Direction - Write out all records as given; omit images.

━━━━━ Rows ━━━━━

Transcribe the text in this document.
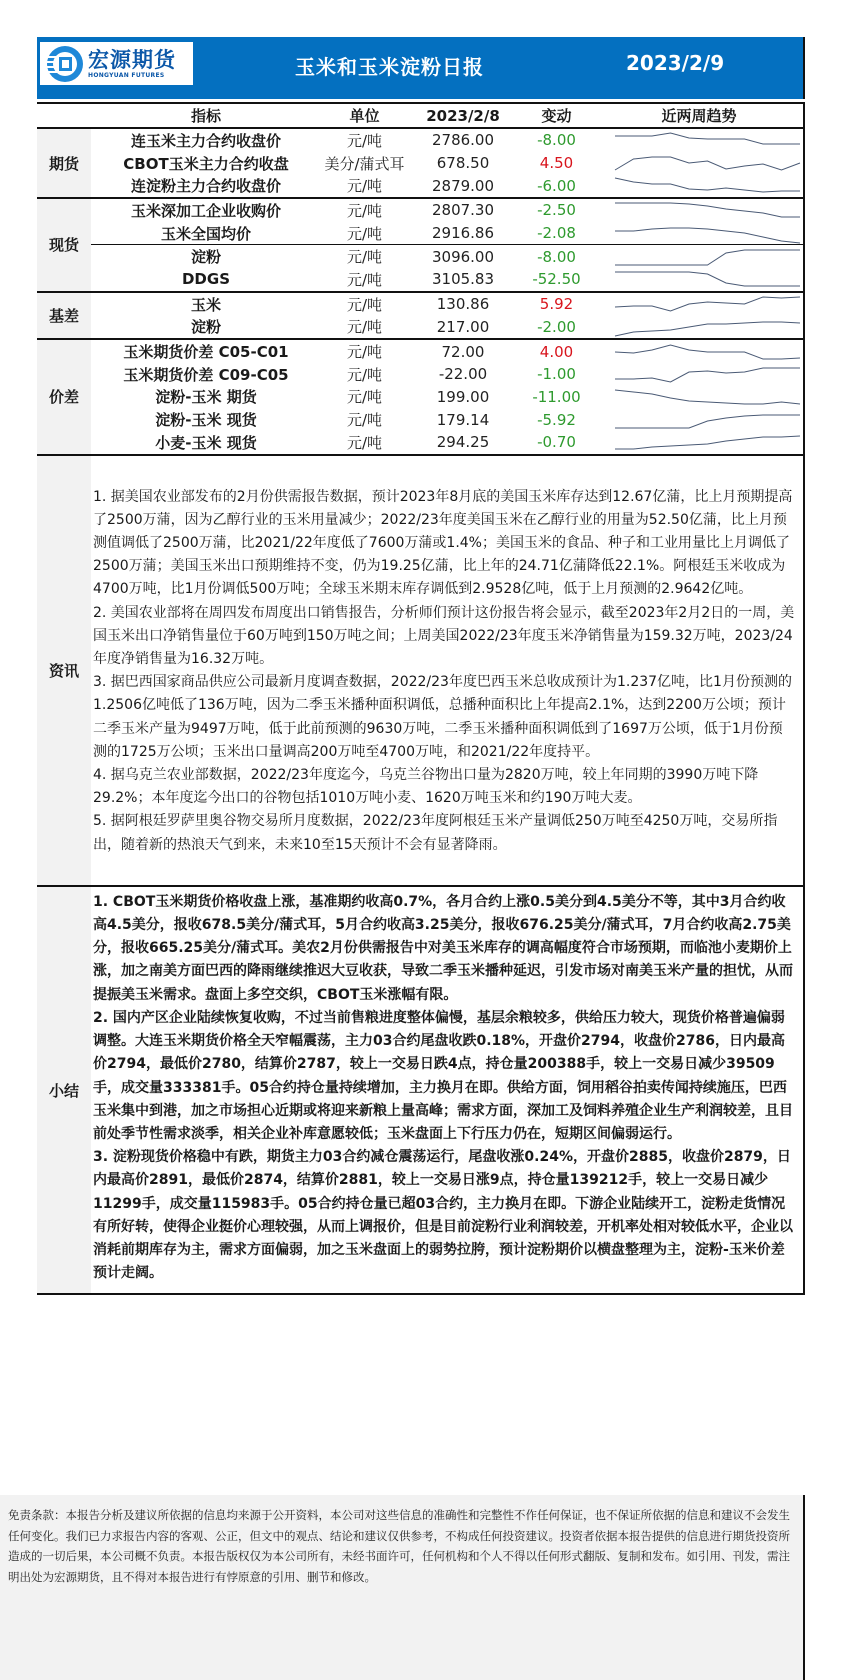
宏源期货
HONGYUAN FUTURES	玉米和玉米淀粉日报	2023/2/9
指标	单位	2023/2/8	变动	近两周趋势
期货
连玉米主力合约收盘价	元/吨	2786.00	-8.00
CBOT玉米主力合约收盘	美分/蒲式耳	678.50	4.50
连淀粉主力合约收盘价	元/吨	2879.00	-6.00
现货
玉米深加工企业收购价	元/吨	2807.30	-2.50
玉米全国均价	元/吨	2916.86	-2.08
淀粉	元/吨	3096.00	-8.00
DDGS	元/吨	3105.83	-52.50
基差
玉米	元/吨	130.86	5.92
淀粉	元/吨	217.00	-2.00
价差
玉米期货价差 C05-C01	元/吨	72.00	4.00
玉米期货价差 C09-C05	元/吨	-22.00	-1.00
淀粉-玉米 期货	元/吨	199.00	-11.00
淀粉-玉米 现货	元/吨	179.14	-5.92
小麦-玉米 现货	元/吨	294.25	-0.70
资讯

1. 据美国农业部发布的2月份供需报告数据，预计2023年8月底的美国玉米库存达到12.67亿蒲，比上月预期提高了2500万蒲，因为乙醇行业的玉米用量减少；2022/23年度美国玉米在乙醇行业的用量为52.50亿蒲，比上月预测值调低了2500万蒲，比2021/22年度低了7600万蒲或1.4%；美国玉米的食品、种子和工业用量比上月调低了2500万蒲；美国玉米出口预期维持不变，仍为19.25亿蒲，比上年的24.71亿蒲降低22.1%。阿根廷玉米收成为4700万吨，比1月份调低500万吨；全球玉米期末库存调低到2.9528亿吨，低于上月预测的2.9642亿吨。

2. 美国农业部将在周四发布周度出口销售报告，分析师们预计这份报告将会显示，截至2023年2月2日的一周，美国玉米出口净销售量位于60万吨到150万吨之间；上周美国2022/23年度玉米净销售量为159.32万吨，2023/24年度净销售量为16.32万吨。

3. 据巴西国家商品供应公司最新月度调查数据，2022/23年度巴西玉米总收成预计为1.237亿吨，比1月份预测的1.2506亿吨低了136万吨，因为二季玉米播种面积调低，总播种面积比上年提高2.1%，达到2200万公顷；预计二季玉米产量为9497万吨，低于此前预测的9630万吨，二季玉米播种面积调低到了1697万公顷，低于1月份预测的1725万公顷；玉米出口量调高200万吨至4700万吨，和2021/22年度持平。

4. 据乌克兰农业部数据，2022/23年度迄今，乌克兰谷物出口量为2820万吨，较上年同期的3990万吨下降29.2%；本年度迄今出口的谷物包括1010万吨小麦、1620万吨玉米和约190万吨大麦。

5. 据阿根廷罗萨里奥谷物交易所月度数据，2022/23年度阿根廷玉米产量调低250万吨至4250万吨，交易所指出，随着新的热浪天气到来，未来10至15天预计不会有显著降雨。

小结

1. CBOT玉米期货价格收盘上涨，基准期约收高0.7%，各月合约上涨0.5美分到4.5美分不等，其中3月合约收高4.5美分，报收678.5美分/蒲式耳，5月合约收高3.25美分，报收676.25美分/蒲式耳，7月合约收高2.75美分，报收665.25美分/蒲式耳。美农2月份供需报告中对美玉米库存的调高幅度符合市场预期，而临池小麦期价上涨，加之南美方面巴西的降雨继续推迟大豆收获，导致二季玉米播种延迟，引发市场对南美玉米产量的担忧，从而提振美玉米需求。盘面上多空交织，CBOT玉米涨幅有限。

2. 国内产区企业陆续恢复收购，不过当前售粮进度整体偏慢，基层余粮较多，供给压力较大，现货价格普遍偏弱调整。大连玉米期货价格全天窄幅震荡，主力03合约尾盘收跌0.18%，开盘价2794，收盘价2786，日内最高价2794，最低价2780，结算价2787，较上一交易日跌4点，持仓量200388手，较上一交易日减少39509手，成交量333381手。05合约持仓量持续增加，主力换月在即。供给方面，饲用稻谷拍卖传闻持续施压，巴西玉米集中到港，加之市场担心近期或将迎来新粮上量高峰；需求方面，深加工及饲料养殖企业生产利润较差，且目前处季节性需求淡季，相关企业补库意愿较低；玉米盘面上下行压力仍在，短期区间偏弱运行。

3. 淀粉现货价格稳中有跌，期货主力03合约减仓震荡运行，尾盘收涨0.24%，开盘价2885，收盘价2879，日内最高价2891，最低价2874，结算价2881，较上一交易日涨9点，持仓量139212手，较上一交易日减少11299手，成交量115983手。05合约持仓量已超03合约，主力换月在即。下游企业陆续开工，淀粉走货情况有所好转，使得企业挺价心理较强，从而上调报价，但是目前淀粉行业利润较差，开机率处相对较低水平，企业以消耗前期库存为主，需求方面偏弱，加之玉米盘面上的弱势拉胯，预计淀粉期价以横盘整理为主，淀粉-玉米价差预计走阔。

免责条款：本报告分析及建议所依据的信息均来源于公开资料，本公司对这些信息的准确性和完整性不作任何保证，也不保证所依据的信息和建议不会发生任何变化。我们已力求报告内容的客观、公正，但文中的观点、结论和建议仅供参考，不构成任何投资建议。投资者依据本报告提供的信息进行期货投资所造成的一切后果，本公司概不负责。本报告版权仅为本公司所有，未经书面许可，任何机构和个人不得以任何形式翻版、复制和发布。如引用、刊发，需注明出处为宏源期货，且不得对本报告进行有悖原意的引用、删节和修改。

━━━━━

Output of the exercise -
Transcribe the text in this document.
宏源期货
HONGYUAN FUTURES	玉米和玉米淀粉日报	2023/2/9
指标	单位	2023/2/8	变动	近两周趋势
期货
连玉米主力合约收盘价	元/吨	2786.00	-8.00
CBOT玉米主力合约收盘	美分/蒲式耳	678.50	4.50
连淀粉主力合约收盘价	元/吨	2879.00	-6.00
现货
玉米深加工企业收购价	元/吨	2807.30	-2.50
玉米全国均价	元/吨	2916.86	-2.08
淀粉	元/吨	3096.00	-8.00
DDGS	元/吨	3105.83	-52.50
基差
玉米	元/吨	130.86	5.92
淀粉	元/吨	217.00	-2.00
价差
玉米期货价差 C05-C01	元/吨	72.00	4.00
玉米期货价差 C09-C05	元/吨	-22.00	-1.00
淀粉-玉米 期货	元/吨	199.00	-11.00
淀粉-玉米 现货	元/吨	179.14	-5.92
小麦-玉米 现货	元/吨	294.25	-0.70
资讯

1. 据美国农业部发布的2月份供需报告数据，预计2023年8月底的美国玉米库存达到12.67亿蒲，比上月预期提高了2500万蒲，因为乙醇行业的玉米用量减少；2022/23年度美国玉米在乙醇行业的用量为52.50亿蒲，比上月预测值调低了2500万蒲，比2021/22年度低了7600万蒲或1.4%；美国玉米的食品、种子和工业用量比上月调低了2500万蒲；美国玉米出口预期维持不变，仍为19.25亿蒲，比上年的24.71亿蒲降低22.1%。阿根廷玉米收成为4700万吨，比1月份调低500万吨；全球玉米期末库存调低到2.9528亿吨，低于上月预测的2.9642亿吨。

2. 美国农业部将在周四发布周度出口销售报告，分析师们预计这份报告将会显示，截至2023年2月2日的一周，美国玉米出口净销售量位于60万吨到150万吨之间；上周美国2022/23年度玉米净销售量为159.32万吨，2023/24年度净销售量为16.32万吨。

3. 据巴西国家商品供应公司最新月度调查数据，2022/23年度巴西玉米总收成预计为1.237亿吨，比1月份预测的1.2506亿吨低了136万吨，因为二季玉米播种面积调低，总播种面积比上年提高2.1%，达到2200万公顷；预计二季玉米产量为9497万吨，低于此前预测的9630万吨，二季玉米播种面积调低到了1697万公顷，低于1月份预测的1725万公顷；玉米出口量调高200万吨至4700万吨，和2021/22年度持平。

4. 据乌克兰农业部数据，2022/23年度迄今，乌克兰谷物出口量为2820万吨，较上年同期的3990万吨下降29.2%；本年度迄今出口的谷物包括1010万吨小麦、1620万吨玉米和约190万吨大麦。

5. 据阿根廷罗萨里奥谷物交易所月度数据，2022/23年度阿根廷玉米产量调低250万吨至4250万吨，交易所指出，随着新的热浪天气到来，未来10至15天预计不会有显著降雨。

小结

1. CBOT玉米期货价格收盘上涨，基准期约收高0.7%，各月合约上涨0.5美分到4.5美分不等，其中3月合约收高4.5美分，报收678.5美分/蒲式耳，5月合约收高3.25美分，报收676.25美分/蒲式耳，7月合约收高2.75美分，报收665.25美分/蒲式耳。美农2月份供需报告中对美玉米库存的调高幅度符合市场预期，而临池小麦期价上涨，加之南美方面巴西的降雨继续推迟大豆收获，导致二季玉米播种延迟，引发市场对南美玉米产量的担忧，从而提振美玉米需求。盘面上多空交织，CBOT玉米涨幅有限。

2. 国内产区企业陆续恢复收购，不过当前售粮进度整体偏慢，基层余粮较多，供给压力较大，现货价格普遍偏弱调整。大连玉米期货价格全天窄幅震荡，主力03合约尾盘收跌0.18%，开盘价2794，收盘价2786，日内最高价2794，最低价2780，结算价2787，较上一交易日跌4点，持仓量200388手，较上一交易日减少39509手，成交量333381手。05合约持仓量持续增加，主力换月在即。供给方面，饲用稻谷拍卖传闻持续施压，巴西玉米集中到港，加之市场担心近期或将迎来新粮上量高峰；需求方面，深加工及饲料养殖企业生产利润较差，且目前处季节性需求淡季，相关企业补库意愿较低；玉米盘面上下行压力仍在，短期区间偏弱运行。

3. 淀粉现货价格稳中有跌，期货主力03合约减仓震荡运行，尾盘收涨0.24%，开盘价2885，收盘价2879，日内最高价2891，最低价2874，结算价2881，较上一交易日涨9点，持仓量139212手，较上一交易日减少11299手，成交量115983手。05合约持仓量已超03合约，主力换月在即。下游企业陆续开工，淀粉走货情况有所好转，使得企业挺价心理较强，从而上调报价，但是目前淀粉行业利润较差，开机率处相对较低水平，企业以消耗前期库存为主，需求方面偏弱，加之玉米盘面上的弱势拉胯，预计淀粉期价以横盘整理为主，淀粉-玉米价差预计走阔。

免责条款：本报告分析及建议所依据的信息均来源于公开资料，本公司对这些信息的准确性和完整性不作任何保证，也不保证所依据的信息和建议不会发生任何变化。我们已力求报告内容的客观、公正，但文中的观点、结论和建议仅供参考，不构成任何投资建议。投资者依据本报告提供的信息进行期货投资所造成的一切后果，本公司概不负责。本报告版权仅为本公司所有，未经书面许可，任何机构和个人不得以任何形式翻版、复制和发布。如引用、刊发，需注明出处为宏源期货，且不得对本报告进行有悖原意的引用、删节和修改。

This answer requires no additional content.